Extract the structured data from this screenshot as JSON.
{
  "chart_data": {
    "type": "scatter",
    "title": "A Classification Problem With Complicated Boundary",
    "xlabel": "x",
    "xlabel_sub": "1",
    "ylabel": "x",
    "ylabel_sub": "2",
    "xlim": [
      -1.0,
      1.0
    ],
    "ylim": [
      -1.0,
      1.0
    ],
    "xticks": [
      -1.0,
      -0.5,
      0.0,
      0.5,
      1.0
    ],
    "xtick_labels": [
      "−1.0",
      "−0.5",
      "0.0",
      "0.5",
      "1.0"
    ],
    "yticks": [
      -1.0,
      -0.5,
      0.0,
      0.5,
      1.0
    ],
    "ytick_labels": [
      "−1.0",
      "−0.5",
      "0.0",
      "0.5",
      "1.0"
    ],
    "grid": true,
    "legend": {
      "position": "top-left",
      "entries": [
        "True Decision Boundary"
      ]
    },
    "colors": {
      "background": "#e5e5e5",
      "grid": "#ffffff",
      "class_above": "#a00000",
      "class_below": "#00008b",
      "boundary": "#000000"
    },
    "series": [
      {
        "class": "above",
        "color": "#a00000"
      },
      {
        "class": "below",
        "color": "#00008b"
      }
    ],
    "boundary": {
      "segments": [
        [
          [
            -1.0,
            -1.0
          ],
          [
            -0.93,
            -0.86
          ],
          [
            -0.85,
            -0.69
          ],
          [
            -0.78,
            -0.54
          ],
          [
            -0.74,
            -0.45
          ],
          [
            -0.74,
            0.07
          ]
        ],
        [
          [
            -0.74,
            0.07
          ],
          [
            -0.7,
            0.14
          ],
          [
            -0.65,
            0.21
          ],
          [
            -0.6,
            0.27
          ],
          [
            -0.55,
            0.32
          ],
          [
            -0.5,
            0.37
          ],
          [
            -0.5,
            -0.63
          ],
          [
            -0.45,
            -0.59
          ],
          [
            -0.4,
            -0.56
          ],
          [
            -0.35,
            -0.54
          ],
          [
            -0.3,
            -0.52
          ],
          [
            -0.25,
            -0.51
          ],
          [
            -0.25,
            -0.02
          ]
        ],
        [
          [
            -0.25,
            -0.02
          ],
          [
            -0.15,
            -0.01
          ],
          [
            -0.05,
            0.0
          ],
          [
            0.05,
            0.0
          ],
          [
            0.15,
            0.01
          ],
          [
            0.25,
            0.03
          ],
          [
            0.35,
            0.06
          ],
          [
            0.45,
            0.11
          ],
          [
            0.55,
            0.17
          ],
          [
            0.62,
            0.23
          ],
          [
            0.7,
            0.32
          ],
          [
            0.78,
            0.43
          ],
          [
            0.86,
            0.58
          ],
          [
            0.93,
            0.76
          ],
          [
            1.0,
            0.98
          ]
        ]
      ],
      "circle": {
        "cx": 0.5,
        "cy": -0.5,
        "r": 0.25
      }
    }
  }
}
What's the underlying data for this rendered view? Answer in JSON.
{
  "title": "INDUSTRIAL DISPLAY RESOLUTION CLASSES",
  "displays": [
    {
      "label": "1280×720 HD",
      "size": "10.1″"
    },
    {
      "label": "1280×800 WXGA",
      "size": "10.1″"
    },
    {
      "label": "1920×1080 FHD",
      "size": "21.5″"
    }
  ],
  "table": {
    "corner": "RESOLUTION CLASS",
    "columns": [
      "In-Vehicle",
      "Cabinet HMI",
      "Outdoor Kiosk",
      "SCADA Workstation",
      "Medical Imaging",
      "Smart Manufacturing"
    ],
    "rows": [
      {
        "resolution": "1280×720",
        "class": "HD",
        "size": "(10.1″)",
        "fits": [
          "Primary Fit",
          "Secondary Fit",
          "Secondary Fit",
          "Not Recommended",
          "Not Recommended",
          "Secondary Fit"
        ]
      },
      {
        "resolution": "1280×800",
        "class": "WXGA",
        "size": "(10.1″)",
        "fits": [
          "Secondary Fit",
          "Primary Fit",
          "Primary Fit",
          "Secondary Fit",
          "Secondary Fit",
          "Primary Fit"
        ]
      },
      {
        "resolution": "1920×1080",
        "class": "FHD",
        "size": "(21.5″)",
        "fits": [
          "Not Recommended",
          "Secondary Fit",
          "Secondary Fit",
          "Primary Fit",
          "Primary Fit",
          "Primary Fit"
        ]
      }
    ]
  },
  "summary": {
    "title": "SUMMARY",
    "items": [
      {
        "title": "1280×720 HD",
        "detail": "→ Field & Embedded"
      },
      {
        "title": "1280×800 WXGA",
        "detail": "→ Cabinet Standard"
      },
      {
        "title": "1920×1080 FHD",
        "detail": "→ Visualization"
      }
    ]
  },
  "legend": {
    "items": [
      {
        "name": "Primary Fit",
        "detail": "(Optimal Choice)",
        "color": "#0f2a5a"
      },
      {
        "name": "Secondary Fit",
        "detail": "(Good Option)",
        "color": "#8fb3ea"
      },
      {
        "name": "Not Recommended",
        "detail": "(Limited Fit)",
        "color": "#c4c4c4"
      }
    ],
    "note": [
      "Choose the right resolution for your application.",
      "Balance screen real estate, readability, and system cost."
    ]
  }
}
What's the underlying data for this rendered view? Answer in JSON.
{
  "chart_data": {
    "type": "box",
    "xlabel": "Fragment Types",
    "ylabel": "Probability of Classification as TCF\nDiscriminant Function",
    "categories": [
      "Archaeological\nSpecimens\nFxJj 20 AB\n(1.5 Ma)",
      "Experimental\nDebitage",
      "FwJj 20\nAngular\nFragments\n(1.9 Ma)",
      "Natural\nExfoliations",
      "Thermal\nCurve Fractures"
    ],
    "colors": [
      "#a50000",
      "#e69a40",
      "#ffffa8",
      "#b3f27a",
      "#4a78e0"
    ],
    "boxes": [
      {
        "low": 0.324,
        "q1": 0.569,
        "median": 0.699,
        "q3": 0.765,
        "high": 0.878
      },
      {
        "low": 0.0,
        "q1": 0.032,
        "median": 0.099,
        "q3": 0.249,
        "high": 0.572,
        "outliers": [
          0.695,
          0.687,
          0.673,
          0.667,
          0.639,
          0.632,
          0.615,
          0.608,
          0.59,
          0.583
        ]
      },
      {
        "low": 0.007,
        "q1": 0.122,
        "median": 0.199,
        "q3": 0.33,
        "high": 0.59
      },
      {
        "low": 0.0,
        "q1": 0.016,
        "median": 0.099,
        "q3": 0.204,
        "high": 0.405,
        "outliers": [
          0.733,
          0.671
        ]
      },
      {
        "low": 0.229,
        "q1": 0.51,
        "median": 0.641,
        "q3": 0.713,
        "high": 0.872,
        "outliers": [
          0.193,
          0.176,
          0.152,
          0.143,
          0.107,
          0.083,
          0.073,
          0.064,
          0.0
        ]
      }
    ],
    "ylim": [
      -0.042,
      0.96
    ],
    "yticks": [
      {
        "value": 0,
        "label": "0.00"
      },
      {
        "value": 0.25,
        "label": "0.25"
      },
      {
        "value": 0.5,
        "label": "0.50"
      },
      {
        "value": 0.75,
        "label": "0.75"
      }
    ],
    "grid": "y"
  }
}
# # # #
__Aim__:
From the first line to the last, retype the data exactly.

__Solution to this problem__:
Extract the structured data from this screenshot as JSON.
{
  "chart_data": {
    "type": "scatter",
    "title": "A Classification Problem With Complicated Boundary",
    "xlabel": "x",
    "xlabel_sub": "1",
    "ylabel": "x",
    "ylabel_sub": "2",
    "xlim": [
      -1.0,
      1.0
    ],
    "ylim": [
      -1.0,
      1.0
    ],
    "xticks": [
      -1.0,
      -0.5,
      0.0,
      0.5,
      1.0
    ],
    "xtick_labels": [
      "−1.0",
      "−0.5",
      "0.0",
      "0.5",
      "1.0"
    ],
    "yticks": [
      -1.0,
      -0.5,
      0.0,
      0.5,
      1.0
    ],
    "ytick_labels": [
      "−1.0",
      "−0.5",
      "0.0",
      "0.5",
      "1.0"
    ],
    "grid": true,
    "legend": {
      "position": "top-left",
      "entries": [
        "True Decision Boundary"
      ]
    },
    "colors": {
      "background": "#e5e5e5",
      "grid": "#ffffff",
      "class_above": "#a00000",
      "class_below": "#00008b",
      "boundary": "#000000"
    },
    "series": [
      {
        "class": "above",
        "color": "#a00000"
      },
      {
        "class": "below",
        "color": "#00008b"
      }
    ],
    "boundary": {
      "segments": [
        [
          [
            -1.0,
            -1.0
          ],
          [
            -0.93,
            -0.86
          ],
          [
            -0.85,
            -0.69
          ],
          [
            -0.78,
            -0.54
          ],
          [
            -0.74,
            -0.45
          ],
          [
            -0.74,
            0.07
          ]
        ],
        [
          [
            -0.74,
            0.07
          ],
          [
            -0.7,
            0.14
          ],
          [
            -0.65,
            0.21
          ],
          [
            -0.6,
            0.27
          ],
          [
            -0.55,
            0.32
          ],
          [
            -0.5,
            0.37
          ],
          [
            -0.5,
            -0.63
          ],
          [
            -0.45,
            -0.59
          ],
          [
            -0.4,
            -0.56
          ],
          [
            -0.35,
            -0.54
          ],
          [
            -0.3,
            -0.52
          ],
          [
            -0.25,
            -0.51
          ],
          [
            -0.25,
            -0.02
          ]
        ],
        [
          [
            -0.25,
            -0.02
          ],
          [
            -0.15,
            -0.01
          ],
          [
            -0.05,
            0.0
          ],
          [
            0.05,
            0.0
          ],
          [
            0.15,
            0.01
          ],
          [
            0.25,
            0.03
          ],
          [
            0.35,
            0.06
          ],
          [
            0.45,
            0.11
          ],
          [
            0.55,
            0.17
          ],
          [
            0.62,
            0.23
          ],
          [
            0.7,
            0.32
          ],
          [
            0.78,
            0.43
          ],
          [
            0.86,
            0.58
          ],
          [
            0.93,
            0.76
          ],
          [
            1.0,
            0.98
          ]
        ]
      ],
      "circle": {
        "cx": 0.5,
        "cy": -0.5,
        "r": 0.25
      }
    }
  }
}
What's the underlying data for this rendered view? Answer in JSON.
{
  "title": "INDUSTRIAL DISPLAY RESOLUTION CLASSES",
  "displays": [
    {
      "label": "1280×720 HD",
      "size": "10.1″"
    },
    {
      "label": "1280×800 WXGA",
      "size": "10.1″"
    },
    {
      "label": "1920×1080 FHD",
      "size": "21.5″"
    }
  ],
  "table": {
    "corner": "RESOLUTION CLASS",
    "columns": [
      "In-Vehicle",
      "Cabinet HMI",
      "Outdoor Kiosk",
      "SCADA Workstation",
      "Medical Imaging",
      "Smart Manufacturing"
    ],
    "rows": [
      {
        "resolution": "1280×720",
        "class": "HD",
        "size": "(10.1″)",
        "fits": [
          "Primary Fit",
          "Secondary Fit",
          "Secondary Fit",
          "Not Recommended",
          "Not Recommended",
          "Secondary Fit"
        ]
      },
      {
        "resolution": "1280×800",
        "class": "WXGA",
        "size": "(10.1″)",
        "fits": [
          "Secondary Fit",
          "Primary Fit",
          "Primary Fit",
          "Secondary Fit",
          "Secondary Fit",
          "Primary Fit"
        ]
      },
      {
        "resolution": "1920×1080",
        "class": "FHD",
        "size": "(21.5″)",
        "fits": [
          "Not Recommended",
          "Secondary Fit",
          "Secondary Fit",
          "Primary Fit",
          "Primary Fit",
          "Primary Fit"
        ]
      }
    ]
  },
  "summary": {
    "title": "SUMMARY",
    "items": [
      {
        "title": "1280×720 HD",
        "detail": "→ Field & Embedded"
      },
      {
        "title": "1280×800 WXGA",
        "detail": "→ Cabinet Standard"
      },
      {
        "title": "1920×1080 FHD",
        "detail": "→ Visualization"
      }
    ]
  },
  "legend": {
    "items": [
      {
        "name": "Primary Fit",
        "detail": "(Optimal Choice)",
        "color": "#0f2a5a"
      },
      {
        "name": "Secondary Fit",
        "detail": "(Good Option)",
        "color": "#8fb3ea"
      },
      {
        "name": "Not Recommended",
        "detail": "(Limited Fit)",
        "color": "#c4c4c4"
      }
    ],
    "note": [
      "Choose the right resolution for your application.",
      "Balance screen real estate, readability, and system cost."
    ]
  }
}
What's the underlying data for this rendered view? Answer in JSON.
{
  "chart_data": {
    "type": "box",
    "xlabel": "Fragment Types",
    "ylabel": "Probability of Classification as TCF\nDiscriminant Function",
    "categories": [
      "Archaeological\nSpecimens\nFxJj 20 AB\n(1.5 Ma)",
      "Experimental\nDebitage",
      "FwJj 20\nAngular\nFragments\n(1.9 Ma)",
      "Natural\nExfoliations",
      "Thermal\nCurve Fractures"
    ],
    "colors": [
      "#a50000",
      "#e69a40",
      "#ffffa8",
      "#b3f27a",
      "#4a78e0"
    ],
    "boxes": [
      {
        "low": 0.324,
        "q1": 0.569,
        "median": 0.699,
        "q3": 0.765,
        "high": 0.878
      },
      {
        "low": 0.0,
        "q1": 0.032,
        "median": 0.099,
        "q3": 0.249,
        "high": 0.572,
        "outliers": [
          0.695,
          0.687,
          0.673,
          0.667,
          0.639,
          0.632,
          0.615,
          0.608,
          0.59,
          0.583
        ]
      },
      {
        "low": 0.007,
        "q1": 0.122,
        "median": 0.199,
        "q3": 0.33,
        "high": 0.59
      },
      {
        "low": 0.0,
        "q1": 0.016,
        "median": 0.099,
        "q3": 0.204,
        "high": 0.405,
        "outliers": [
          0.733,
          0.671
        ]
      },
      {
        "low": 0.229,
        "q1": 0.51,
        "median": 0.641,
        "q3": 0.713,
        "high": 0.872,
        "outliers": [
          0.193,
          0.176,
          0.152,
          0.143,
          0.107,
          0.083,
          0.073,
          0.064,
          0.0
        ]
      }
    ],
    "ylim": [
      -0.042,
      0.96
    ],
    "yticks": [
      {
        "value": 0,
        "label": "0.00"
      },
      {
        "value": 0.25,
        "label": "0.25"
      },
      {
        "value": 0.5,
        "label": "0.50"
      },
      {
        "value": 0.75,
        "label": "0.75"
      }
    ],
    "grid": "y"
  }
}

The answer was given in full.